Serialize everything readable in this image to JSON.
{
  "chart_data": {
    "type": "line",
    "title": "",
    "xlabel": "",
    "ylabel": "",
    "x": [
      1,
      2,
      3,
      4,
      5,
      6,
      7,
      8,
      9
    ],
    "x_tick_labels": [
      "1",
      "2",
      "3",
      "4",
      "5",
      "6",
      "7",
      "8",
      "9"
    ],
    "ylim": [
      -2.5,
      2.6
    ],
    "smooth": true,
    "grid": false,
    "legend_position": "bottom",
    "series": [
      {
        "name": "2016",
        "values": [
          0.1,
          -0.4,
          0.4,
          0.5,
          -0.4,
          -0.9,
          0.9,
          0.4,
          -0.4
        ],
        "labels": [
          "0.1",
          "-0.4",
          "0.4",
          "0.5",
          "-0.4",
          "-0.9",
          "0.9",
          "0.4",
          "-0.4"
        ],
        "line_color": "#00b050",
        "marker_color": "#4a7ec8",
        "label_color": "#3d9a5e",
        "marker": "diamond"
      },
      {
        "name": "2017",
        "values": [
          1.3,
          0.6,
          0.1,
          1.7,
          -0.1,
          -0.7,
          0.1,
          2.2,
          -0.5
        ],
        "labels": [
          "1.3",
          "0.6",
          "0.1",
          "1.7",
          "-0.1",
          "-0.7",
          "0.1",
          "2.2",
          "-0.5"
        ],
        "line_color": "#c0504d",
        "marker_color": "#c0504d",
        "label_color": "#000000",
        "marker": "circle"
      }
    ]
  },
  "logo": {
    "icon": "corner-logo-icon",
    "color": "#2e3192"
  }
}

WHAT NEEDS TO BE DONE:
All of the material must be reproduced exactly.

ANSWER IN FULL:
Serialize everything readable in this image to JSON.
{
  "chart_data": {
    "type": "line",
    "title": "",
    "xlabel": "",
    "ylabel": "",
    "x": [
      1,
      2,
      3,
      4,
      5,
      6,
      7,
      8,
      9
    ],
    "x_tick_labels": [
      "1",
      "2",
      "3",
      "4",
      "5",
      "6",
      "7",
      "8",
      "9"
    ],
    "ylim": [
      -2.5,
      2.6
    ],
    "smooth": true,
    "grid": false,
    "legend_position": "bottom",
    "series": [
      {
        "name": "2016",
        "values": [
          0.1,
          -0.4,
          0.4,
          0.5,
          -0.4,
          -0.9,
          0.9,
          0.4,
          -0.4
        ],
        "labels": [
          "0.1",
          "-0.4",
          "0.4",
          "0.5",
          "-0.4",
          "-0.9",
          "0.9",
          "0.4",
          "-0.4"
        ],
        "line_color": "#00b050",
        "marker_color": "#4a7ec8",
        "label_color": "#3d9a5e",
        "marker": "diamond"
      },
      {
        "name": "2017",
        "values": [
          1.3,
          0.6,
          0.1,
          1.7,
          -0.1,
          -0.7,
          0.1,
          2.2,
          -0.5
        ],
        "labels": [
          "1.3",
          "0.6",
          "0.1",
          "1.7",
          "-0.1",
          "-0.7",
          "0.1",
          "2.2",
          "-0.5"
        ],
        "line_color": "#c0504d",
        "marker_color": "#c0504d",
        "label_color": "#000000",
        "marker": "circle"
      }
    ]
  },
  "logo": {
    "icon": "corner-logo-icon",
    "color": "#2e3192"
  }
}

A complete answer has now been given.